EXERCISE DESCRIPTION = Copy the full set of lines exactly as given.

________________

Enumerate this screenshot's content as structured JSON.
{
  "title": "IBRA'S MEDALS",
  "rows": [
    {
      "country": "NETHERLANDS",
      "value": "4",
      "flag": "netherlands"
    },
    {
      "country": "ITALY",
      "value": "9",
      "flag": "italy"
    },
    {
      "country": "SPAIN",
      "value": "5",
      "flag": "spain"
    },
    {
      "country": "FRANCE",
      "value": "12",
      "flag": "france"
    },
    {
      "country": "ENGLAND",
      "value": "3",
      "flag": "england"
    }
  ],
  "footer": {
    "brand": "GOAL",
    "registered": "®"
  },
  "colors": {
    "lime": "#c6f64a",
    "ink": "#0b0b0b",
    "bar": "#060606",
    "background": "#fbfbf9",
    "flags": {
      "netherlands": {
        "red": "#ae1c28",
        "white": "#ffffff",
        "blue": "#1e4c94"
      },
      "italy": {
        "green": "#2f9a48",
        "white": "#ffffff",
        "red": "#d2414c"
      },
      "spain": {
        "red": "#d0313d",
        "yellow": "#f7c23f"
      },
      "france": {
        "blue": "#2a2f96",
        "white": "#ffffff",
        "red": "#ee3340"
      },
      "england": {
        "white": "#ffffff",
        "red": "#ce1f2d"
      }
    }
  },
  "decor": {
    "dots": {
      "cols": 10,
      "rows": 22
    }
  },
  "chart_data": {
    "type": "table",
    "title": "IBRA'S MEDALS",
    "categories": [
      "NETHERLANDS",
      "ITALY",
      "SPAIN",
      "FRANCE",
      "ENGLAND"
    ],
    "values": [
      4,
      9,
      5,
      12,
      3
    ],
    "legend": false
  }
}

________________

OUTPUT BELOW =
Enumerate this screenshot's content as structured JSON.
{
  "title": "IBRA'S MEDALS",
  "rows": [
    {
      "country": "NETHERLANDS",
      "value": "4",
      "flag": "netherlands"
    },
    {
      "country": "ITALY",
      "value": "9",
      "flag": "italy"
    },
    {
      "country": "SPAIN",
      "value": "5",
      "flag": "spain"
    },
    {
      "country": "FRANCE",
      "value": "12",
      "flag": "france"
    },
    {
      "country": "ENGLAND",
      "value": "3",
      "flag": "england"
    }
  ],
  "footer": {
    "brand": "GOAL",
    "registered": "®"
  },
  "colors": {
    "lime": "#c6f64a",
    "ink": "#0b0b0b",
    "bar": "#060606",
    "background": "#fbfbf9",
    "flags": {
      "netherlands": {
        "red": "#ae1c28",
        "white": "#ffffff",
        "blue": "#1e4c94"
      },
      "italy": {
        "green": "#2f9a48",
        "white": "#ffffff",
        "red": "#d2414c"
      },
      "spain": {
        "red": "#d0313d",
        "yellow": "#f7c23f"
      },
      "france": {
        "blue": "#2a2f96",
        "white": "#ffffff",
        "red": "#ee3340"
      },
      "england": {
        "white": "#ffffff",
        "red": "#ce1f2d"
      }
    }
  },
  "decor": {
    "dots": {
      "cols": 10,
      "rows": 22
    }
  },
  "chart_data": {
    "type": "table",
    "title": "IBRA'S MEDALS",
    "categories": [
      "NETHERLANDS",
      "ITALY",
      "SPAIN",
      "FRANCE",
      "ENGLAND"
    ],
    "values": [
      4,
      9,
      5,
      12,
      3
    ],
    "legend": false
  }
}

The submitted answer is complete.